*Brief*.
Rewrite only the entries from the line containing "bar-segment — [413, 345, 424, 357]" through the line containing "bar-segment — [358, 351, 367, 360]", replacing "radial-grid-line" with "polar-grid-line" and leaving everything else as it is.

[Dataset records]
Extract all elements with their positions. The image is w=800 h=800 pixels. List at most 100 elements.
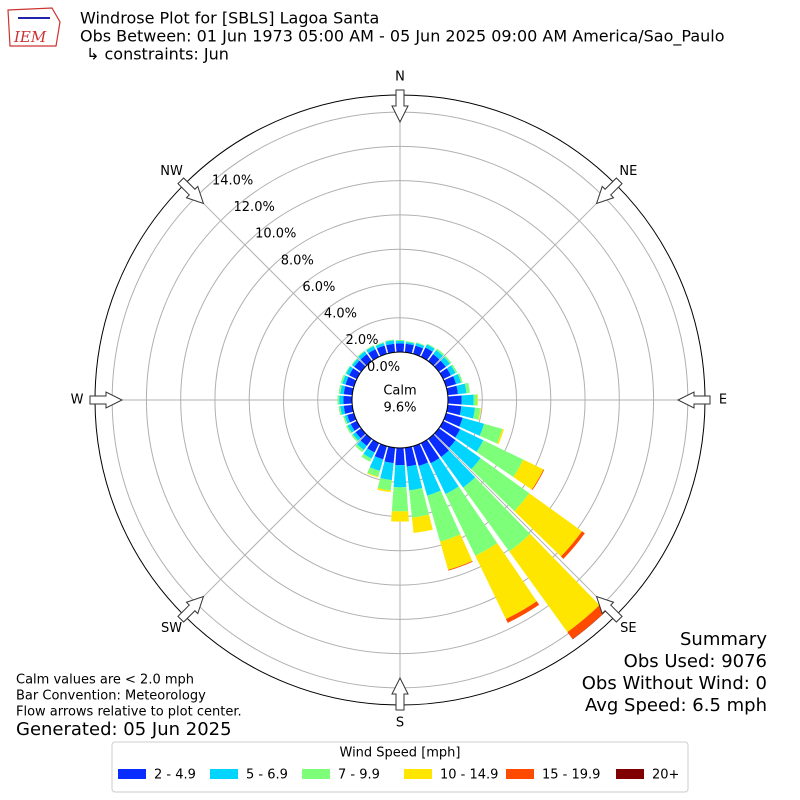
bar-segment — [413, 345, 424, 357]
bar-segment — [344, 414, 350, 424]
bar-segment — [443, 376, 457, 387]
bar-segment — [439, 420, 461, 438]
bar-segment — [411, 514, 433, 533]
bar-segment — [459, 417, 485, 436]
bar-segment — [345, 376, 357, 387]
radial-grid-line — [183, 433, 367, 617]
bar-segment — [358, 351, 367, 360]
legend-label: 20+ — [652, 768, 679, 783]
compass-label: SE — [620, 621, 636, 636]
legend: 2 - 4.9 5 - 6.9 7 - 9.9 10 - 14.9 15 - 19.9 2… — [118, 768, 679, 783]
bar-segment — [377, 478, 392, 491]
bar-segment — [377, 488, 391, 493]
bar-segment — [439, 368, 451, 380]
direction-arrow — [89, 391, 124, 409]
bar-segment — [463, 477, 531, 552]
bar-segment — [455, 429, 484, 453]
radial-grid-line — [183, 183, 367, 367]
bar-segment — [428, 434, 449, 457]
bar-segment — [343, 415, 348, 425]
bar-segment — [374, 443, 387, 460]
bar-segment — [368, 349, 380, 361]
bar-segment — [345, 366, 354, 376]
bar-segment — [415, 343, 425, 349]
bar-segment — [343, 404, 354, 414]
bar-segment — [340, 385, 346, 395]
bar-segment — [343, 386, 354, 396]
bar-segment — [473, 394, 478, 406]
polar-plot: Calm 9.6% 0.0% 2.0% 4.0% 6.0% 8.0% 10.0% 12.0% 14… — [71, 70, 728, 731]
bar-segment — [395, 447, 405, 466]
legend-label: 7 - 9.9 — [338, 768, 380, 783]
radial-grid-line — [433, 183, 617, 367]
bar-segment — [444, 355, 452, 364]
logo-text: IEM — [13, 28, 47, 46]
bar-segment — [446, 365, 456, 376]
bar-segment — [337, 395, 340, 405]
calm-label: Calm — [383, 384, 416, 399]
direction-arrow — [177, 595, 205, 623]
bar-segment — [405, 342, 415, 346]
bar-segment — [367, 467, 380, 477]
direction-arrow — [177, 177, 205, 205]
bar-segment — [391, 511, 409, 522]
bar-segment — [395, 340, 405, 344]
bar-segment — [457, 373, 463, 383]
bar-segment — [366, 345, 376, 354]
summary-line: Avg Speed: 6.5 mph — [585, 695, 767, 716]
bar-segment — [404, 343, 414, 354]
bar-segment — [338, 384, 342, 394]
r-tick-label: 12.0% — [234, 200, 275, 215]
legend-label: 10 - 14.9 — [440, 768, 498, 783]
bar-segment — [404, 446, 417, 467]
bar-segment — [475, 543, 537, 620]
radial-grid-line — [433, 433, 617, 617]
legend-swatch — [404, 769, 432, 779]
bar-segment — [385, 340, 395, 346]
bar-segment — [357, 350, 365, 357]
bar-segment — [340, 405, 346, 415]
legend-title: Wind Speed [mph] — [340, 746, 461, 761]
r-tick-label: 10.0% — [255, 227, 296, 242]
chart-title: Windrose Plot for [SBLS] Lagoa Santa — [80, 9, 379, 28]
r-tick-label: 14.0% — [212, 173, 253, 188]
summary-line: Obs Without Wind: 0 — [582, 673, 767, 694]
summary-line: Obs Used: 9076 — [624, 651, 767, 672]
compass-label: N — [395, 70, 405, 85]
bar-segment — [349, 368, 361, 380]
note: Flow arrows relative to plot center. — [16, 705, 242, 720]
r-tick-label: 4.0% — [324, 307, 357, 322]
note: Calm values are < 2.0 mph — [16, 673, 194, 688]
bar-segment — [416, 342, 425, 347]
bar-segment — [440, 534, 473, 570]
bar-segment — [560, 531, 585, 559]
bar-segment — [356, 440, 367, 451]
note: Bar Convention: Meteorology — [16, 689, 206, 704]
legend-box — [111, 741, 689, 793]
bar-segment — [351, 358, 358, 366]
bar-segment — [426, 343, 436, 349]
bar-segment — [340, 374, 346, 384]
bar-segment — [478, 408, 481, 420]
bar-segment — [471, 458, 530, 512]
logo: IEM — [7, 7, 61, 47]
bar-segment — [513, 459, 544, 490]
bar-segment — [440, 356, 451, 367]
bar-segment — [385, 339, 394, 342]
direction-arrow — [391, 89, 409, 124]
bar-segment — [464, 382, 470, 394]
bar-segment — [375, 343, 385, 349]
bar-segment — [459, 406, 476, 419]
bar-segment — [406, 464, 423, 491]
bar-segment — [420, 439, 440, 464]
legend-swatch — [506, 769, 534, 779]
bar-segment — [369, 456, 384, 471]
bar-segment — [384, 446, 396, 464]
bar-segment — [443, 413, 463, 427]
bar-segment — [365, 345, 374, 351]
r-tick-label: 0.0% — [367, 360, 400, 375]
legend-swatch — [616, 769, 644, 779]
bar-segment — [446, 385, 458, 396]
compass-label: NE — [619, 164, 637, 179]
bar-segment — [367, 439, 380, 453]
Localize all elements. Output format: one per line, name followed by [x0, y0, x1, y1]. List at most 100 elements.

*Final result*.
bar-segment — [413, 345, 424, 357]
bar-segment — [344, 414, 350, 424]
bar-segment — [443, 376, 457, 387]
bar-segment — [439, 420, 461, 438]
bar-segment — [411, 514, 433, 533]
bar-segment — [459, 417, 485, 436]
bar-segment — [345, 376, 357, 387]
polar-grid-line — [183, 433, 367, 617]
bar-segment — [358, 351, 367, 360]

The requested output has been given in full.